— start Record excerpts —
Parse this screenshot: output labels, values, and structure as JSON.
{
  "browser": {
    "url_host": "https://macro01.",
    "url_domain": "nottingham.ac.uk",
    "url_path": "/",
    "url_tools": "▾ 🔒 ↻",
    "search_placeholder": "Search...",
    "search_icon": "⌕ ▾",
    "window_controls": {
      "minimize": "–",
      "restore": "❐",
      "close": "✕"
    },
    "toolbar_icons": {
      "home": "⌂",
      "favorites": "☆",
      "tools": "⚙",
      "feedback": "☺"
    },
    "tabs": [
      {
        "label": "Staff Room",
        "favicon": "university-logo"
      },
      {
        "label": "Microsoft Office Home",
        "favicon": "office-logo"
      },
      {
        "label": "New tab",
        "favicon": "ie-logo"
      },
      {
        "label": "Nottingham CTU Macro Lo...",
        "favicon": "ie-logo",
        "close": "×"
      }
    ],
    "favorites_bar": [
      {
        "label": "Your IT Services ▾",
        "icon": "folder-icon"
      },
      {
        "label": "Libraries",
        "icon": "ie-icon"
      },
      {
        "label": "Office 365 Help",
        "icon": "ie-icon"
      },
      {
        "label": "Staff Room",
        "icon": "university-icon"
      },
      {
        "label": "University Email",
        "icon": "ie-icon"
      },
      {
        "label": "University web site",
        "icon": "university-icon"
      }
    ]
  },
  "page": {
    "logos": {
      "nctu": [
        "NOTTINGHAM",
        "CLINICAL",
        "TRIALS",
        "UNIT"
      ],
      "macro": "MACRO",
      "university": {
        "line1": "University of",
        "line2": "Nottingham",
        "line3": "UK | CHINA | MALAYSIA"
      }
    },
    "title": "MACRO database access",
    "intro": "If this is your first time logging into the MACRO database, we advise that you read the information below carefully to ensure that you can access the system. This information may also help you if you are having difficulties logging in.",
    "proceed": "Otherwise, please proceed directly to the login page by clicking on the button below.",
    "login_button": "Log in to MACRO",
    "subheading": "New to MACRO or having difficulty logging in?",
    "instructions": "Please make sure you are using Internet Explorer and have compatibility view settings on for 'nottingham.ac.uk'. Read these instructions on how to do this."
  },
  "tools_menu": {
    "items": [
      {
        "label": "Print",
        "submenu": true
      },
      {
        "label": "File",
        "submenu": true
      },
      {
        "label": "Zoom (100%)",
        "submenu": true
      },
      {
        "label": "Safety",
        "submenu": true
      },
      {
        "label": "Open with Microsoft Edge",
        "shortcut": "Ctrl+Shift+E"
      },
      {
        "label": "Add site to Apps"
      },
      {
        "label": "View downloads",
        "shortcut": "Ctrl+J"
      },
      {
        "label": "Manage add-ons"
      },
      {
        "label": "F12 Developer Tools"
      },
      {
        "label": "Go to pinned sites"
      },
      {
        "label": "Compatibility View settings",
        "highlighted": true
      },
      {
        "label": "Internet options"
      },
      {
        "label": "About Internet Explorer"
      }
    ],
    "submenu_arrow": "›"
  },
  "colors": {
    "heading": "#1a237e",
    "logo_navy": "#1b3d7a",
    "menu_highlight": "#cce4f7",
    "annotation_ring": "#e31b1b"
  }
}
— end Record excerpts —
**Goal**
From the preceding material, extract every line exactly.

**Finished answer**
Parse this screenshot: output labels, values, and structure as JSON.
{
  "browser": {
    "url_host": "https://macro01.",
    "url_domain": "nottingham.ac.uk",
    "url_path": "/",
    "url_tools": "▾ 🔒 ↻",
    "search_placeholder": "Search...",
    "search_icon": "⌕ ▾",
    "window_controls": {
      "minimize": "–",
      "restore": "❐",
      "close": "✕"
    },
    "toolbar_icons": {
      "home": "⌂",
      "favorites": "☆",
      "tools": "⚙",
      "feedback": "☺"
    },
    "tabs": [
      {
        "label": "Staff Room",
        "favicon": "university-logo"
      },
      {
        "label": "Microsoft Office Home",
        "favicon": "office-logo"
      },
      {
        "label": "New tab",
        "favicon": "ie-logo"
      },
      {
        "label": "Nottingham CTU Macro Lo...",
        "favicon": "ie-logo",
        "close": "×"
      }
    ],
    "favorites_bar": [
      {
        "label": "Your IT Services ▾",
        "icon": "folder-icon"
      },
      {
        "label": "Libraries",
        "icon": "ie-icon"
      },
      {
        "label": "Office 365 Help",
        "icon": "ie-icon"
      },
      {
        "label": "Staff Room",
        "icon": "university-icon"
      },
      {
        "label": "University Email",
        "icon": "ie-icon"
      },
      {
        "label": "University web site",
        "icon": "university-icon"
      }
    ]
  },
  "page": {
    "logos": {
      "nctu": [
        "NOTTINGHAM",
        "CLINICAL",
        "TRIALS",
        "UNIT"
      ],
      "macro": "MACRO",
      "university": {
        "line1": "University of",
        "line2": "Nottingham",
        "line3": "UK | CHINA | MALAYSIA"
      }
    },
    "title": "MACRO database access",
    "intro": "If this is your first time logging into the MACRO database, we advise that you read the information below carefully to ensure that you can access the system. This information may also help you if you are having difficulties logging in.",
    "proceed": "Otherwise, please proceed directly to the login page by clicking on the button below.",
    "login_button": "Log in to MACRO",
    "subheading": "New to MACRO or having difficulty logging in?",
    "instructions": "Please make sure you are using Internet Explorer and have compatibility view settings on for 'nottingham.ac.uk'. Read these instructions on how to do this."
  },
  "tools_menu": {
    "items": [
      {
        "label": "Print",
        "submenu": true
      },
      {
        "label": "File",
        "submenu": true
      },
      {
        "label": "Zoom (100%)",
        "submenu": true
      },
      {
        "label": "Safety",
        "submenu": true
      },
      {
        "label": "Open with Microsoft Edge",
        "shortcut": "Ctrl+Shift+E"
      },
      {
        "label": "Add site to Apps"
      },
      {
        "label": "View downloads",
        "shortcut": "Ctrl+J"
      },
      {
        "label": "Manage add-ons"
      },
      {
        "label": "F12 Developer Tools"
      },
      {
        "label": "Go to pinned sites"
      },
      {
        "label": "Compatibility View settings",
        "highlighted": true
      },
      {
        "label": "Internet options"
      },
      {
        "label": "About Internet Explorer"
      }
    ],
    "submenu_arrow": "›"
  },
  "colors": {
    "heading": "#1a237e",
    "logo_navy": "#1b3d7a",
    "menu_highlight": "#cce4f7",
    "annotation_ring": "#e31b1b"
  }
}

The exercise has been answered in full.